## TEXT SEGMENT
+---+

I am running into the same issue with per-route local rate limit configurations. e.g. I setup 2 routes like this via RDS. I find that if the first request on the connection matches route A the route A token bucket will be used for requests to both A and B for the lifetime of the connection (limited to 5 RPS total across both), and conversely if the first request matches B the route B token bucket is used for requests to both A and B on that connection (limited to 1000 RPS total across both).

My expectation would be that each local rate limit config has a unique token bucket for the connection.

{
  "match": {
   "prefix": "/A/",
   "case_sensitive": false
  },
  "route": {
   "cluster": "A",
   "max_stream_duration": {
    "grpc_timeout_header_max": "0s"
   }
  },
  "typed_per_filter_config": {
   "envoy.filters.http.local_ratelimit": {
    "@type": "type.googleapis.com/envoy.extensions.filters.http.local_ratelimit.v3.LocalRateLimit",
    "stat_prefix": "A",
    "token_bucket": {
     "max_tokens": 5,
     "tokens_per_fill": 5,
     "fill_interval": "1s"

+---+

## DATA EXTRACTS
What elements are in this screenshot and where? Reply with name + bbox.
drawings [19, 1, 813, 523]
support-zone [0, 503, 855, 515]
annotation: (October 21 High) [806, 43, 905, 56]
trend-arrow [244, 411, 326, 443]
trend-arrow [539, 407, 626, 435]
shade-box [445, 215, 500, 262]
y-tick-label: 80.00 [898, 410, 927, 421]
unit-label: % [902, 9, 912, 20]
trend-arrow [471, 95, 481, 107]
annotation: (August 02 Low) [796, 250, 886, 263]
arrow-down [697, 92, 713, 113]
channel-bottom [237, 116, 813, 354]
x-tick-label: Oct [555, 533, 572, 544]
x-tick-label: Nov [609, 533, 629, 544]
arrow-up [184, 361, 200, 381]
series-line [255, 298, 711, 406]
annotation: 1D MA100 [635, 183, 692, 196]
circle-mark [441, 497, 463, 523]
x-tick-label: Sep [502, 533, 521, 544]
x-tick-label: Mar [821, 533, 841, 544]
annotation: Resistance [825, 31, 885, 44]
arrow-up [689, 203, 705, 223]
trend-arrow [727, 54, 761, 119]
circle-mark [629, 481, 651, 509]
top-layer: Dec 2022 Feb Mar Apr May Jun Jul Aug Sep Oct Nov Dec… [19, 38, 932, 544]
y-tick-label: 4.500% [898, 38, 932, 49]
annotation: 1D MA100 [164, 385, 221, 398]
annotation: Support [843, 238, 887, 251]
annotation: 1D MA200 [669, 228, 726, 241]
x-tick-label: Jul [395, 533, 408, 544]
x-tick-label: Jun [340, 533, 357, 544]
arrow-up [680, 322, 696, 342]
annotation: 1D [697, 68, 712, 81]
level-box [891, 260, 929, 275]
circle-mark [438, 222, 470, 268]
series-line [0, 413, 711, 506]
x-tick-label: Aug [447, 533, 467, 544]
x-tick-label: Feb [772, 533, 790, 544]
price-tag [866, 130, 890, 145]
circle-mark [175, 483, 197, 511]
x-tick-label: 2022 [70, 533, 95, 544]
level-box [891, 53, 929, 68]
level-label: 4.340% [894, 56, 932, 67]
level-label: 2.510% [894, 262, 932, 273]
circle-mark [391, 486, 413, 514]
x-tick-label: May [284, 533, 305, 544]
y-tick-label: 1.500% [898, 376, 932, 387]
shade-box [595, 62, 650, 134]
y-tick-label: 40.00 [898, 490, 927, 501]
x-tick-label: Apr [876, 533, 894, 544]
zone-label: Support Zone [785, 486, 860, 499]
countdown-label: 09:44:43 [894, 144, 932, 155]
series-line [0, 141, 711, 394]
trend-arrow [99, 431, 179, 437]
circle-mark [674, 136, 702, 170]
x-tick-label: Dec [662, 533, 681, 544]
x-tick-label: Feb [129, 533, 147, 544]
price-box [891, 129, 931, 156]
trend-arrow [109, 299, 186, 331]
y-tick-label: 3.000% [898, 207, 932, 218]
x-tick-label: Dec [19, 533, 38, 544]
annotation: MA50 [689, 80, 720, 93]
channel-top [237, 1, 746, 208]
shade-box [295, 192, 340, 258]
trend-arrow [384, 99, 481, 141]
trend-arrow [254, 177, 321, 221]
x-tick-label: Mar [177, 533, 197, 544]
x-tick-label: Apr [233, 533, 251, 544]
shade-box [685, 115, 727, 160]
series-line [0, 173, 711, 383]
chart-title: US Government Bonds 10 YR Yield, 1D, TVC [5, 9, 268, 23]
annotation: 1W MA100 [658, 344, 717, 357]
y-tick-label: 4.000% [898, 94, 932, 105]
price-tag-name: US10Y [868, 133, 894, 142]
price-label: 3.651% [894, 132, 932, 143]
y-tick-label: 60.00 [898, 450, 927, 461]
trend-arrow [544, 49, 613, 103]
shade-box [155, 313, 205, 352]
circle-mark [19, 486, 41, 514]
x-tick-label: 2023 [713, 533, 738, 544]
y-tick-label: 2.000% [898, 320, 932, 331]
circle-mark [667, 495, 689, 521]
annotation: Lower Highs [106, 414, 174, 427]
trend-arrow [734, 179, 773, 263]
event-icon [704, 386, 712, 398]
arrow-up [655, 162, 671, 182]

+---+

## INSTRUCTIONS
1. According to the rate limit comment, what limit applies to requests on a connection whose first request matches route B?
2. Condense the paragraph of the rate limit comment that begins "I am running into the same issue" into a short bulleted list that keeps its main facts.
3. Write what comes next in the rate limit comment, picking up right after its final line.

## ANSWERS FOR THIS EXERCISE
1. Route B's token bucket is used for requests to both A and B, limiting them to 1000 RPS total across both.

2.
- The same issue occurs with per-route local rate limit configurations, shown with two routes set up via RDS.
- If a connection's first request matches route A, route A's token bucket covers requests to both A and B for the life of the connection, at 5 RPS total.
- If the first request matches route B, route B's token bucket covers requests to both routes on that connection, at 1000 RPS total.

3.
    },
    "filter_enabled": {
     "default_value": {
      "numerator": 100
     },
     "runtime_key": "A.local_rate_limit_enabled"
    },
    "filter_enforced": {
     "default_value": {
      "numerator": 100
     },
     "runtime_key": "A.local_rate_limit_enforced"
    },
    "local_rate_limit_per_downstream_connection": true
   }
  }
 },
 {
  "match": {
   "prefix": "/B/",
   "case_sensitive": false
  },
  "route": {
   "cluster": "B",
   "max_stream_duration": {
    "grpc_timeout_header_max": "0s"
   }
  },
  "typed_per_filter_config": {
   "envoy.filters.http.local_ratelimit": {
    "@type": "type.googleapis.com/envoy.extensions.filters.http.local_ratelimit.v3.LocalRateLimit",
    "stat_prefix": "B",
    "token_bucket": {
     "max_tokens": 1000,
     "tokens_per_fill": 1000,
     "fill_interval": "1s"
    },
    "filter_enabled": {
     "default_value": {
      "numerator": 100
     },
     "runtime_key": "B.local_rate_limit_enabled"
    },
    "filter_enforced": {
     "default_value": {
      "numerator": 100
     },
     "runtime_key": "B.local_rate_limit_enforced"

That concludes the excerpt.